··· DATASET RECORDS ···

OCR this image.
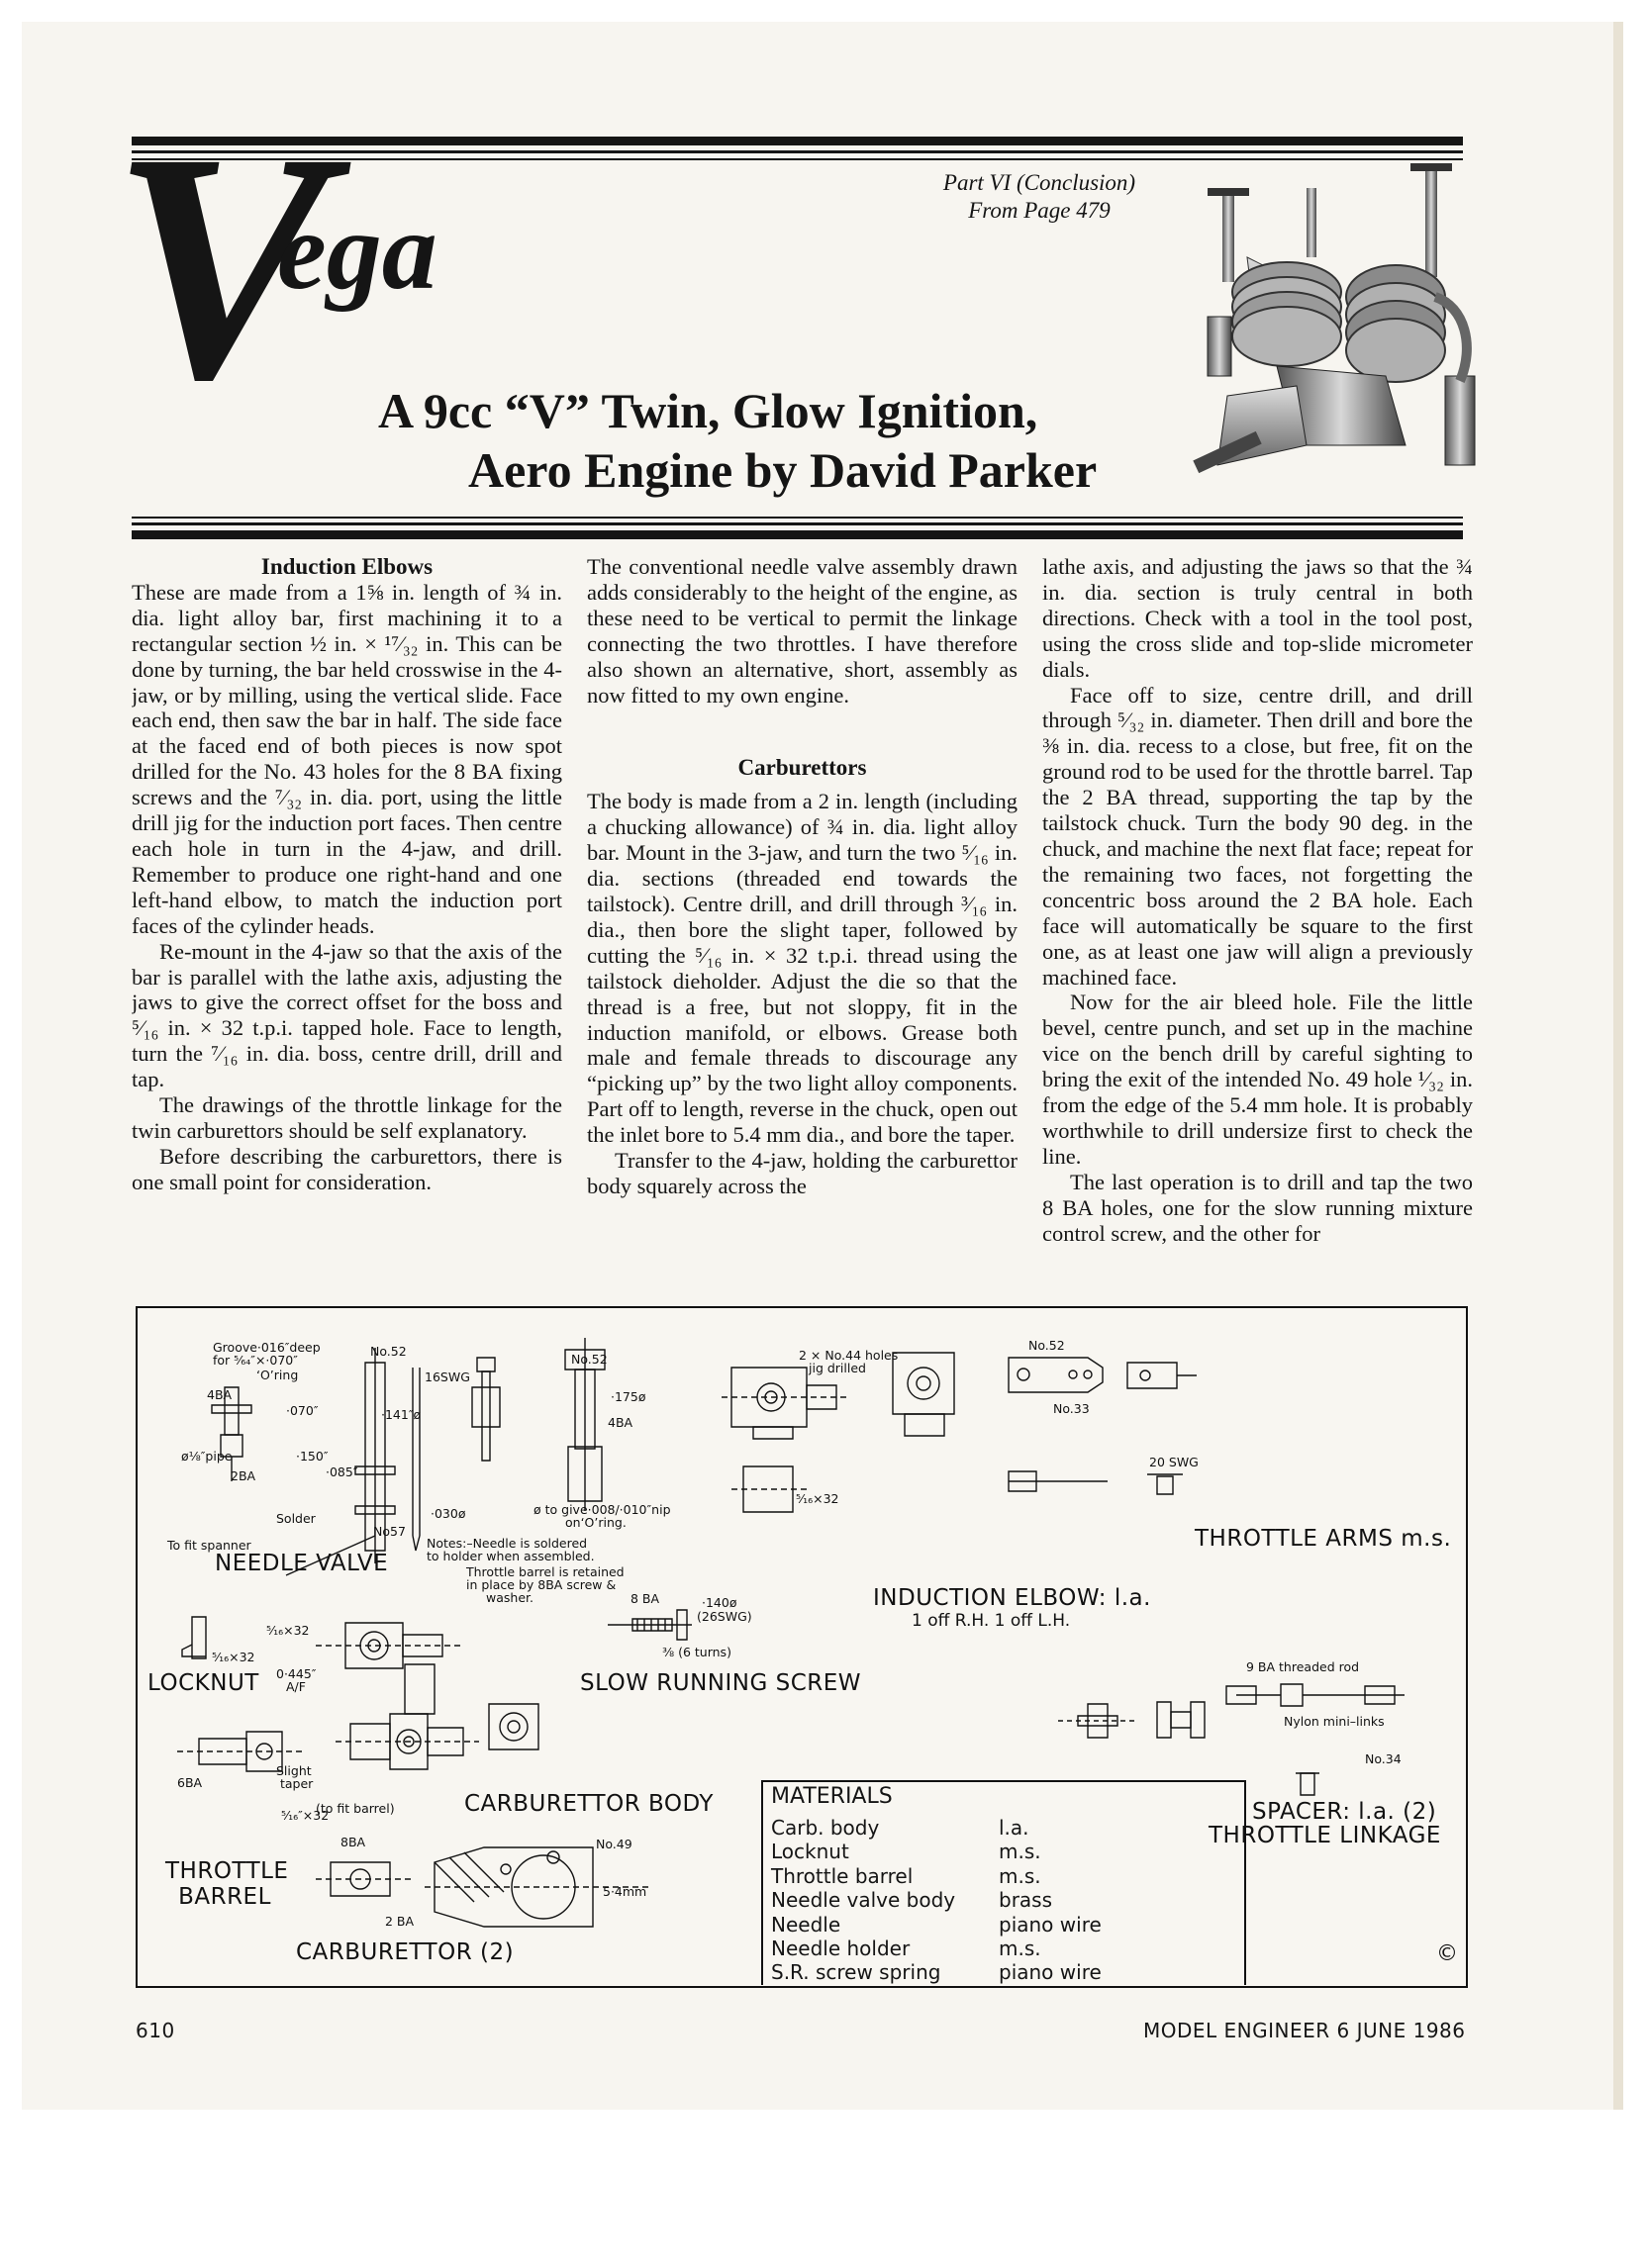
V
ega
Part VI (Conclusion)
From Page 479
A 9cc “V” Twin, Glow Ignition,
Aero Engine by David Parker
Induction Elbows

These are made from a 1⅝ in. length of ¾ in. dia. light alloy bar, first machining it to a rectangular section ½ in. × ¹⁷⁄₃₂ in. This can be done by turning, the bar held crosswise in the 4-jaw, or by milling, using the vertical slide. Face each end, then saw the bar in half. The side face at the faced end of both pieces is now spot drilled for the No. 43 holes for the 8 BA fixing screws and the ⁷⁄₃₂ in. dia. port, using the little drill jig for the induction port faces. Then centre each hole in turn in the 4-jaw, and drill. Remember to produce one right-hand and one left-hand elbow, to match the induction port faces of the cylinder heads.

Re-mount in the 4-jaw so that the axis of the bar is parallel with the lathe axis, adjusting the jaws to give the correct offset for the boss and ⁵⁄₁₆ in. × 32 t.p.i. tapped hole. Face to length, turn the ⁷⁄₁₆ in. dia. boss, centre drill, drill and tap.

The drawings of the throttle linkage for the twin carburettors should be self explanatory.

Before describing the carburettors, there is one small point for consideration.

The conventional needle valve assembly drawn adds considerably to the height of the engine, as these need to be vertical to permit the linkage connecting the two throttles. I have therefore also shown an alternative, short, assembly as now fitted to my own engine.

Carburettors

The body is made from a 2 in. length (including a chucking allowance) of ¾ in. dia. light alloy bar. Mount in the 3-jaw, and turn the two ⁵⁄₁₆ in. dia. sections (threaded end towards the tailstock). Centre drill, and drill through ³⁄₁₆ in. dia., then bore the slight taper, followed by cutting the ⁵⁄₁₆ in. × 32 t.p.i. thread using the tailstock dieholder. Adjust the die so that the thread is a free, but not sloppy, fit in the induction manifold, or elbows. Grease both male and female threads to discourage any “picking up” by the two light alloy components. Part off to length, reverse in the chuck, open out the inlet bore to 5.4 mm dia., and bore the taper.

Transfer to the 4-jaw, holding the carburettor body squarely across the

lathe axis, and adjusting the jaws so that the ¾ in. dia. section is truly central in both directions. Check with a tool in the tool post, using the cross slide and top-slide micrometer dials.

Face off to size, centre drill, and drill through ⁵⁄₃₂ in. diameter. Then drill and bore the ⅜ in. dia. recess to a close, but free, fit on the ground rod to be used for the throttle barrel. Tap the 2 BA thread, supporting the tap by the tailstock chuck. Turn the body 90 deg. in the chuck, and machine the next flat face; repeat for the remaining two faces, not forgetting the concentric boss around the 2 BA hole. Each face will automatically be square to the first one, as at least one jaw will align a previously machined face.

Now for the air bleed hole. File the little bevel, centre punch, and set up in the machine vice on the bench drill by careful sighting to bring the exit of the intended No. 49 hole ¹⁄₃₂ in. from the edge of the 5.4 mm hole. It is probably worthwhile to drill undersize first to check the line.

The last operation is to drill and tap the two 8 BA holes, one for the slow running mixture control screw, and the other for

NEEDLE VALVE
LOCKNUT
THROTTLE BARREL
CARBURETTOR BODY
CARBURETTOR (2)
SLOW RUNNING SCREW
INDUCTION ELBOW: l.a.
1 off R.H. 1 off L.H.
THROTTLE ARMS m.s.
SPACER: l.a. (2)
THROTTLE LINKAGE
Groove·016″deep
for ⁵⁄₆₄″×·070″
‘O’ring
No.52
16SWG
No.52
4BA
4BA
·070″	·141″ø
·175ø
·150″
·085″
·030ø
ø⅛″pipe
2BA
Solder
No57
To fit spanner
ø to give·008/·010″nip
on‘O’ring.
Notes:–Needle is soldered
to holder when assembled.
Throttle barrel is retained
in place by 8BA screw &
washer.
2 × No.44 holes
jig drilled
⁵⁄₁₆×32
⁵⁄₁₆×32
⁵⁄₁₆×32
⁵⁄₁₆″×32
0·445″
A/F
6BA
Slight
taper
(to fit barrel)
8BA
8 BA
No.49
5·4mm
2 BA
·140ø
(26SWG)
⅜ (6 turns)
No.52
No.33
20 SWG
9 BA threaded rod
Nylon mini–links
No.34
©
MATERIALS
Carb. body	l.a.
Locknut	m.s.
Throttle barrel	m.s.
Needle valve body	brass
Needle	piano wire
Needle holder	m.s.
S.R. screw spring	piano wire
610	MODEL ENGINEER 6 JUNE 1986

···

WHAT IS EXPECTED ▸ Copy every line above that holds the word "give".

RESPONSE TO THE EXERCISE ▸
Re-mount in the 4-jaw so that the axis of the bar is parallel with the lathe axis, adjusting the jaws to give the correct offset for the boss and ⁵⁄₁₆ in. × 32 t.p.i. tapped hole. Face to length, turn the ⁷⁄₁₆ in. dia. boss, centre drill, drill and tap.
ø to give·008/·010″nip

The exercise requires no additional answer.